- Tasks and exercises
1. Reproduce the stretch of the restaurant review from "1112 F St. NW" through "dinner $15 to $28.".
2. Write out the rows from the line containing "paw-pattern-icon (0, 681, 204, 896)" through the line containing "fox-icon (207, 180, 257, 238)", with both of those lines included.

- Passage
7240 Woodmont Ave. (near Elm Street), Bethesda. 301-718-8681. Open: for lunch and dinner daily. AE, MC, V. Entree prices: lunch $6 to $14.95, dinner $14.75 to $19. Other location: 1900 Q St. NW (at 19th Street); 202-265-7258.

Ristorante Tosca

Named not for Puccini's opera but for the daughter of chef Cesare Lanfranconi, Tosca is my ready response to many dining queries. Where to go for a formal business lunch? A fancy dinner before a show? A special occasion? This northern Italian restaurant comes to the rescue with a spare but stylish interior and equally inviting food. Not everyone appreciates the cool elegance of the space--a snapshot in beige with splashes of teal--but I find it a soothing environment even when three-quarters of the crowd is rushing through dinner to catch a concert. Zucchini blossoms stuffed with sweet crab are fried in a tempura-like batter; crisp and hot, they rest on a shallow pool of garlic sauce. Octopus is shaved as thin as paper and spread out into a pink-and-white mosaic with fennel, sliced artichokes and a jolt of lemon. Lanfranconi's starches are superb--he previously cooked at Galileo, after all. He slips local tomatoes inside tiny ravioli and invigorates them with summery basil sauce, and perfumes a rustic pork sausage risotto with truffles. Desserts are better than ever these days, and they play by the calendar: In late summer, diners could find a fine polenta cake garnished with juicy cherries and a flaky tart of tomato marmalade presented with a scoop of basil ice cream. (Trust me, it works.)

1112 F St. NW (near 11th Street). 202-367-1990. Open: for lunch Monday through Friday; for dinner daily. AE, DC, MC, V. Entree prices: lunch $12 to $18, dinner $15 to $28.

- Dataset excerpts
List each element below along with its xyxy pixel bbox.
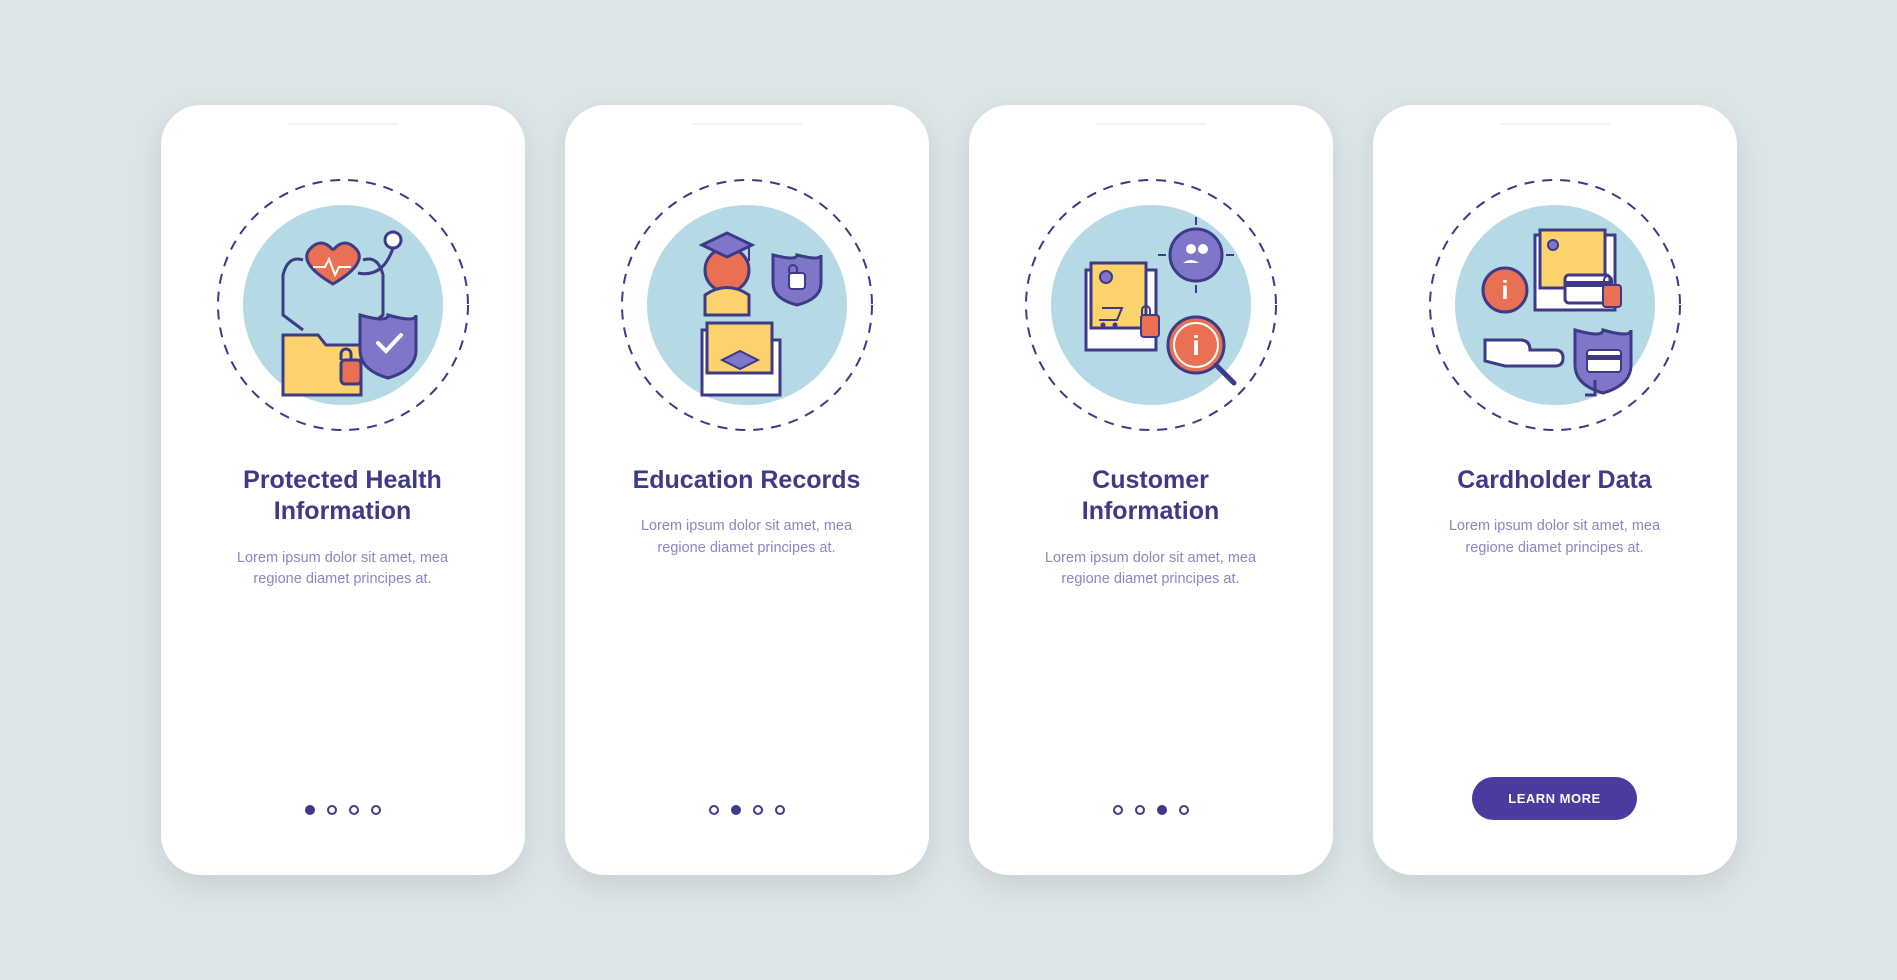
dot-4[interactable] [775, 805, 785, 815]
pagination-dots [1113, 805, 1189, 815]
dot-1[interactable] [305, 805, 315, 815]
dot-3[interactable] [753, 805, 763, 815]
onboarding-card-3: i Customer Information Lorem ipsum dolor… [969, 105, 1333, 875]
dot-2[interactable] [1135, 805, 1145, 815]
onboarding-card-4: i Cardholder Data Lorem ipsum dolor sit … [1373, 105, 1737, 875]
card-description: Lorem ipsum dolor sit amet, mea regione … [1435, 516, 1675, 560]
card-description: Lorem ipsum dolor sit amet, mea regione … [1031, 548, 1271, 592]
card-description: Lorem ipsum dolor sit amet, mea regione … [223, 548, 463, 592]
health-info-icon [213, 175, 473, 435]
dot-4[interactable] [1179, 805, 1189, 815]
card-title: Education Records [633, 465, 861, 496]
dot-3[interactable] [349, 805, 359, 815]
dot-1[interactable] [709, 805, 719, 815]
cardholder-data-icon: i [1425, 175, 1685, 435]
svg-text:i: i [1501, 275, 1508, 305]
card-title: Protected Health Information [213, 465, 473, 528]
onboarding-card-1: Protected Health Information Lorem ipsum… [161, 105, 525, 875]
dot-2[interactable] [731, 805, 741, 815]
dot-1[interactable] [1113, 805, 1123, 815]
card-title: Customer Information [1021, 465, 1281, 528]
dot-3[interactable] [1157, 805, 1167, 815]
onboarding-phones-row: Protected Health Information Lorem ipsum… [161, 105, 1737, 875]
svg-text:i: i [1192, 330, 1200, 361]
onboarding-card-2: Education Records Lorem ipsum dolor sit … [565, 105, 929, 875]
education-records-icon [617, 175, 877, 435]
card-title: Cardholder Data [1457, 465, 1651, 496]
learn-more-button[interactable]: LEARN MORE [1472, 777, 1636, 820]
pagination-dots [709, 805, 785, 815]
dot-2[interactable] [327, 805, 337, 815]
pagination-dots [305, 805, 381, 815]
dot-4[interactable] [371, 805, 381, 815]
card-description: Lorem ipsum dolor sit amet, mea regione … [627, 516, 867, 560]
customer-info-icon: i [1021, 175, 1281, 435]
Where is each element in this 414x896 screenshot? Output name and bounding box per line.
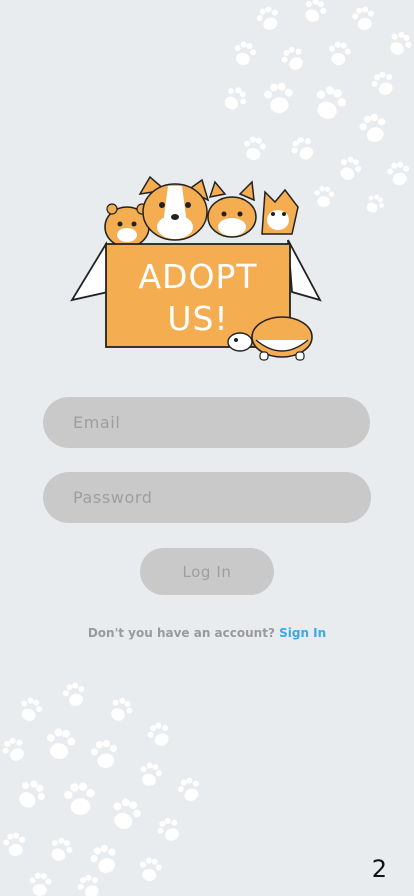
paw-pattern-icon (0, 681, 204, 896)
login-button[interactable]: Log In (140, 548, 274, 595)
page-number: 2 (371, 855, 387, 883)
dog-icon (261, 188, 299, 235)
signup-prompt-text: Don't you have an account? (87, 626, 275, 640)
email-field[interactable] (43, 397, 370, 448)
fox-icon (207, 180, 257, 238)
svg-text:US!: US! (167, 299, 228, 338)
password-field[interactable] (43, 472, 371, 523)
adopt-us-illustration: ADOPT US! (70, 175, 322, 361)
signup-prompt: Don't you have an account? Sign In (0, 626, 414, 640)
svg-text:ADOPT: ADOPT (138, 257, 257, 296)
corgi-icon (138, 175, 210, 241)
sign-in-link[interactable]: Sign In (279, 626, 326, 640)
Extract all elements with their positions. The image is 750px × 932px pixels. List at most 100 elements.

- Answers for the tasks
1.
1112 F St. NW (near 11th Street). 202-367-1990. Open: for lunch Monday through Friday; for dinner daily. AE, DC, MC, V. Entree prices: lunch $12 to $18, dinner $15 to $28.

2.
paw-pattern-icon (0, 681, 204, 896)
login-button[interactable]: Log In (140, 548, 274, 595)
page-number: 2 (371, 855, 387, 883)
dog-icon (261, 188, 299, 235)
signup-prompt-text: Don't you have an account? (87, 626, 275, 640)
email-field[interactable] (43, 397, 370, 448)
fox-icon (207, 180, 257, 238)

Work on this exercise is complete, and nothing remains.